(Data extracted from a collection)
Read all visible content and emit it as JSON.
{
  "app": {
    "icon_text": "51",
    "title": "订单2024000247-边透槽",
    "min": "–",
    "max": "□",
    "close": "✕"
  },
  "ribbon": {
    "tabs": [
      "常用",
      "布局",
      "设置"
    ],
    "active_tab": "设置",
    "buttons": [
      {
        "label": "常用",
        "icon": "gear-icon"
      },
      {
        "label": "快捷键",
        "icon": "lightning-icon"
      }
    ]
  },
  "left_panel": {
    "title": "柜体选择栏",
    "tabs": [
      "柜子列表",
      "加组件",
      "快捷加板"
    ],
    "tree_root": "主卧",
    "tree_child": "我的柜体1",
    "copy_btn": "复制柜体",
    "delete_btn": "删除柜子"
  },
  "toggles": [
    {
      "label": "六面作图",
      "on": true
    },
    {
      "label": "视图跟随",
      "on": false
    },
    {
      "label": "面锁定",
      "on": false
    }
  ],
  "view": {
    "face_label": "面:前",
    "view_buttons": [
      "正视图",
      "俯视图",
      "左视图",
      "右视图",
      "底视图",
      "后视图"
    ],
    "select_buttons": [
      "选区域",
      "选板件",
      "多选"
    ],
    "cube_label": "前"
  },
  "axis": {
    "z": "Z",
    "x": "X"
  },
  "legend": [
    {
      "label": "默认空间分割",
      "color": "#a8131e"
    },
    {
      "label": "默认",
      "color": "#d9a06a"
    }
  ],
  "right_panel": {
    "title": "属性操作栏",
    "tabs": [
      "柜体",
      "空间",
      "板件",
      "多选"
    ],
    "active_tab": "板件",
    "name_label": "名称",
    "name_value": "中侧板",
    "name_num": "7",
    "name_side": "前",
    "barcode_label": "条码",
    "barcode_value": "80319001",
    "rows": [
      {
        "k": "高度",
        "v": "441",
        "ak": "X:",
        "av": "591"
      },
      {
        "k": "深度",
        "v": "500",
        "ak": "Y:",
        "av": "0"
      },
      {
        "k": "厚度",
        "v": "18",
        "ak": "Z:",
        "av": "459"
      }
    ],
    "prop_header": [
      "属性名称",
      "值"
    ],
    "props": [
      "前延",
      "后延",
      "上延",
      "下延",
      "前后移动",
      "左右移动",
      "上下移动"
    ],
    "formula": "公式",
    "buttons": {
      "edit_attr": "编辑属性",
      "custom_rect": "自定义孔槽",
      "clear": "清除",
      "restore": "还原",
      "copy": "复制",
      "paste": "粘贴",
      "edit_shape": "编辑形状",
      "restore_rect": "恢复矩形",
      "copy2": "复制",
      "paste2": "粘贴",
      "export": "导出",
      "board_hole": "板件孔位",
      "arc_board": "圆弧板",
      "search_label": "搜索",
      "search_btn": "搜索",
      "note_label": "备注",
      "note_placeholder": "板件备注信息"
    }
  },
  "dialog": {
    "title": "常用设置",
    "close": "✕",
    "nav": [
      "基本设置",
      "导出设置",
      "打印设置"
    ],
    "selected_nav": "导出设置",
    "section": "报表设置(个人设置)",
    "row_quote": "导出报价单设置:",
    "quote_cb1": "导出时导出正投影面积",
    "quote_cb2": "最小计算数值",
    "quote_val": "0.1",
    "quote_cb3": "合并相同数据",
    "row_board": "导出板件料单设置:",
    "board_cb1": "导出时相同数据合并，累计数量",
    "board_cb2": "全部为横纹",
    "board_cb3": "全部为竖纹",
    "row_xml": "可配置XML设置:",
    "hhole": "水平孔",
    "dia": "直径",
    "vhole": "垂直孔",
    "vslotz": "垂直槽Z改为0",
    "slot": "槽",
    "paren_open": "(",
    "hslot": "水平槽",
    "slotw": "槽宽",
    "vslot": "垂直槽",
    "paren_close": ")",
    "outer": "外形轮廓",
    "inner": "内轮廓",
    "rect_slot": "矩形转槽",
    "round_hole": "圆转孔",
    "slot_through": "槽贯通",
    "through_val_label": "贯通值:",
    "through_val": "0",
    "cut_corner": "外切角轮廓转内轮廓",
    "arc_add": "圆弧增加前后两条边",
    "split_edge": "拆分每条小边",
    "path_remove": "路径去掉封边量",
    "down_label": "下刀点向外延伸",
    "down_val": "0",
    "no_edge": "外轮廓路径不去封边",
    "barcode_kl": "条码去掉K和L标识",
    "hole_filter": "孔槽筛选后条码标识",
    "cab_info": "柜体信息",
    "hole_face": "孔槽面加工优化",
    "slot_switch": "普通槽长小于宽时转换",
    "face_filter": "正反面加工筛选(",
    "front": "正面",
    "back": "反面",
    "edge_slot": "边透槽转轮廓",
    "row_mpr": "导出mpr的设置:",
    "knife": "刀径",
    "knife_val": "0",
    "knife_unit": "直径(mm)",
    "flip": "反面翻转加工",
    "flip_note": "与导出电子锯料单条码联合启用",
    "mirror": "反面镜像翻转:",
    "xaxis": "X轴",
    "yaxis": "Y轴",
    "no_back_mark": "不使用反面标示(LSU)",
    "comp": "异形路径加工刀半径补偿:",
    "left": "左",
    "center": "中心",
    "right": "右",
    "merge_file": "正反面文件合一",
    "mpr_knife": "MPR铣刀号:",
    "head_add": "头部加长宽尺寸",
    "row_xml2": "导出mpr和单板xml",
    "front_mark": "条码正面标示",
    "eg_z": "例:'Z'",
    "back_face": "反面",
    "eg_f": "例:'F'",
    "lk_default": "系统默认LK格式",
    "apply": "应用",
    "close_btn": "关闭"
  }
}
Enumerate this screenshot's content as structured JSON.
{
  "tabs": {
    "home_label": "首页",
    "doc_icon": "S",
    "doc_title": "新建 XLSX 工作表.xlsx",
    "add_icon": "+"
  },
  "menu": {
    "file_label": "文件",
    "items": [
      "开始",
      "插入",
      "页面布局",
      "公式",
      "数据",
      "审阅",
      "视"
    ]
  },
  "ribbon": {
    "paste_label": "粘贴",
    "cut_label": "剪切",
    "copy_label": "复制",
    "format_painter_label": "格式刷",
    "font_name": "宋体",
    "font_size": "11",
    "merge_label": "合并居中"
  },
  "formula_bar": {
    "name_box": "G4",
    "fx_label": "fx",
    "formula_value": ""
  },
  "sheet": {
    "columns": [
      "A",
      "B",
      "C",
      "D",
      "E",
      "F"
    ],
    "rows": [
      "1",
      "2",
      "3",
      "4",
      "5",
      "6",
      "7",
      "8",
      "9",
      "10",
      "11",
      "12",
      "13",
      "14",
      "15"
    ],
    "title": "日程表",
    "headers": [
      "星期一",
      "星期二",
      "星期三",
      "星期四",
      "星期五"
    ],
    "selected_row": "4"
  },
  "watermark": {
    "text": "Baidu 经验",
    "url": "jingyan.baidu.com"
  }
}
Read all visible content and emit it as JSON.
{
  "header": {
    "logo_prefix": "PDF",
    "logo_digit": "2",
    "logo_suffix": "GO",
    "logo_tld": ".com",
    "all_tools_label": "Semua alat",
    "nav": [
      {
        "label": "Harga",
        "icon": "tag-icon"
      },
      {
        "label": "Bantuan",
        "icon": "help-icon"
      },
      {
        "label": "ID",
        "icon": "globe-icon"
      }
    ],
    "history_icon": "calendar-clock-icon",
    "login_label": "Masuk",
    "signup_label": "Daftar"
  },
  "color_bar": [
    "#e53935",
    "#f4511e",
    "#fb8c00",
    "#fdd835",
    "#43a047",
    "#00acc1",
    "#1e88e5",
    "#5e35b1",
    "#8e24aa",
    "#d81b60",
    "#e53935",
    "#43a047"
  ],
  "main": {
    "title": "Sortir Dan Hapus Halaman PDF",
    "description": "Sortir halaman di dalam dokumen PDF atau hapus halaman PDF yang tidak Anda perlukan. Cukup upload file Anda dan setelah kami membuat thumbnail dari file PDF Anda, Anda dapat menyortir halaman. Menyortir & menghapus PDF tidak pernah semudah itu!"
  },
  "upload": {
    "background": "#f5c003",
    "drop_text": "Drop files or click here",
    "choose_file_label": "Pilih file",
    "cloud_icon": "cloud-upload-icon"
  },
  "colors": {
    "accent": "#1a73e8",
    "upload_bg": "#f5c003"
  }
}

### To be done
Your answer should be a single number: how many lines of the material contain the word "Sortir".

### Solution
2